### Set problem
Check every line of the entries below for the word "text", and copy the ones that have it.

-- Exercise materials start --

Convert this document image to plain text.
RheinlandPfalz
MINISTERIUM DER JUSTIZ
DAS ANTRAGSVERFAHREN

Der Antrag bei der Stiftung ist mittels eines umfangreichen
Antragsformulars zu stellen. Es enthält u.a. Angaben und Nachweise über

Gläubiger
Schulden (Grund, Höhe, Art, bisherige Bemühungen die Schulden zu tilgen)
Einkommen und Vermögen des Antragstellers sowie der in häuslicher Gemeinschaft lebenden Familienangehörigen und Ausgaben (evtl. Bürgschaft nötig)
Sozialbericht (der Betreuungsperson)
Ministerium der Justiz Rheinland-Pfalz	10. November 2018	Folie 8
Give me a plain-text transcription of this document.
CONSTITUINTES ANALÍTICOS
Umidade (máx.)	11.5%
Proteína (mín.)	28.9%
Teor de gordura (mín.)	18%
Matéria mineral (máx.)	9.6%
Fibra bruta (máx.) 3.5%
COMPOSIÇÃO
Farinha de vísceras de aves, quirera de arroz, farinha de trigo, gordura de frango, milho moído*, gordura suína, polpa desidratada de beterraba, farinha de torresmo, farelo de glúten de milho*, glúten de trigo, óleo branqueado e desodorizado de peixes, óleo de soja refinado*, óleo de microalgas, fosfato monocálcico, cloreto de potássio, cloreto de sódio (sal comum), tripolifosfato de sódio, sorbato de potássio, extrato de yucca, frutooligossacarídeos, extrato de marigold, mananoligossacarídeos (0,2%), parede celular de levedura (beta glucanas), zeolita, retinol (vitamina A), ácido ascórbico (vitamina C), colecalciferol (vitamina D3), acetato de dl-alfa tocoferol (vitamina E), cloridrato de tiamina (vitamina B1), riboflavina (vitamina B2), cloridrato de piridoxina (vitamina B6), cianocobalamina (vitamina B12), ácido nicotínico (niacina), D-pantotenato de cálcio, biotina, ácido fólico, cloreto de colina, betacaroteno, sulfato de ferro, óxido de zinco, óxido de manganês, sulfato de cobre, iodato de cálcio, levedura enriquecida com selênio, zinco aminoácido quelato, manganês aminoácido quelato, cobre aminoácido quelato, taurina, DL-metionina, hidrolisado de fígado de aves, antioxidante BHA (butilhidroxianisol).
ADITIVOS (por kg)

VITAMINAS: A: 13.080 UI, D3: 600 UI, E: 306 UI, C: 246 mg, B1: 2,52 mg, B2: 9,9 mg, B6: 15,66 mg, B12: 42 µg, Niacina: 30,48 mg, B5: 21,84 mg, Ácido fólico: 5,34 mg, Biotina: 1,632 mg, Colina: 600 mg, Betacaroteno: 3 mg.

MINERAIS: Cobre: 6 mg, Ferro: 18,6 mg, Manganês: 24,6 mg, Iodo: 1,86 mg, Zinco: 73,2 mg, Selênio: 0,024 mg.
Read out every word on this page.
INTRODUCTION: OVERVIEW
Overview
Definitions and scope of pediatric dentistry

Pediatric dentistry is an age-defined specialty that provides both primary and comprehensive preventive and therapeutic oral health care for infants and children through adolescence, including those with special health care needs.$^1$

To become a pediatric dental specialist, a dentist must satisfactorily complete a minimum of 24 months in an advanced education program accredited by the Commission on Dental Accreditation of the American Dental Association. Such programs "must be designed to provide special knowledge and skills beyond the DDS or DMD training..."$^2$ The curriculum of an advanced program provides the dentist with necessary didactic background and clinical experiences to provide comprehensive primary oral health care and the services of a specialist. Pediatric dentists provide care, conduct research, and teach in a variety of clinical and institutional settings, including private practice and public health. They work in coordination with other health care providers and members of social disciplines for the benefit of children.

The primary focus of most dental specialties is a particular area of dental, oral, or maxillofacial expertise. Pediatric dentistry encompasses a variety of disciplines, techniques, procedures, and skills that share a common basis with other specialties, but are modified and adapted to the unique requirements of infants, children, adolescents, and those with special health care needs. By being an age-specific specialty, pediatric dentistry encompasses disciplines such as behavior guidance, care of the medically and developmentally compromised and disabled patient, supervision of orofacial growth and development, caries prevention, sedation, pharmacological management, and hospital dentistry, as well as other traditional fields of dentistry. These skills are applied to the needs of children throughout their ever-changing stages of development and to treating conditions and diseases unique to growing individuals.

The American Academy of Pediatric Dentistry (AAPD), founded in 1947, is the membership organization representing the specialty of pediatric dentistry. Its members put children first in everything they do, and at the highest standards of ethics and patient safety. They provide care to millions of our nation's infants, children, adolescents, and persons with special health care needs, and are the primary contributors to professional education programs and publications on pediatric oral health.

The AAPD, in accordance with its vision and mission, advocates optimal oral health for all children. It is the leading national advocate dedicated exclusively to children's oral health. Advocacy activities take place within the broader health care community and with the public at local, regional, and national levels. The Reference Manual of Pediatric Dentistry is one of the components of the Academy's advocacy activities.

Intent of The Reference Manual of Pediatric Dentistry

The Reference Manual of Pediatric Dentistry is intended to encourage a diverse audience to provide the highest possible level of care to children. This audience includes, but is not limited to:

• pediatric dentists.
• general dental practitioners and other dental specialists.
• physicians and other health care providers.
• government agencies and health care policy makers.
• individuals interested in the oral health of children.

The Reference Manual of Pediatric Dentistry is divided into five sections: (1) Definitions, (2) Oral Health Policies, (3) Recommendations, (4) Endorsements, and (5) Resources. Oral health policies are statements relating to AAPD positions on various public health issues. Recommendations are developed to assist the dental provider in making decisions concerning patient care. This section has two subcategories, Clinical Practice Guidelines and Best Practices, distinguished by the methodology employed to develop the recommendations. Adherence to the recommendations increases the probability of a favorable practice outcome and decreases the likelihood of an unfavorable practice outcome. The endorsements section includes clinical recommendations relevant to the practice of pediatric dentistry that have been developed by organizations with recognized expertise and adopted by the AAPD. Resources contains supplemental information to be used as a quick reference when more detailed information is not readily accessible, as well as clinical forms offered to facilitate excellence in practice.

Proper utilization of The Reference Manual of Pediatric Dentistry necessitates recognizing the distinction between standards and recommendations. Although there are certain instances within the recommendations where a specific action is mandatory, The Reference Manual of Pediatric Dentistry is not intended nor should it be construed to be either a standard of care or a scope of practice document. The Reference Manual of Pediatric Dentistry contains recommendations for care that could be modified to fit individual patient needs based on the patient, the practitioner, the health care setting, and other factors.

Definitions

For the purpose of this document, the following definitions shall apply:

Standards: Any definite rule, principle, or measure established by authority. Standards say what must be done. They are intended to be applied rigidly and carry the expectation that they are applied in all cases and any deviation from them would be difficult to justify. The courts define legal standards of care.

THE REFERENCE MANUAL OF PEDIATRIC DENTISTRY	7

-- Exercise materials end --

### Solution for this task
Convert this document image to plain text.
Give me a plain-text transcription of this document.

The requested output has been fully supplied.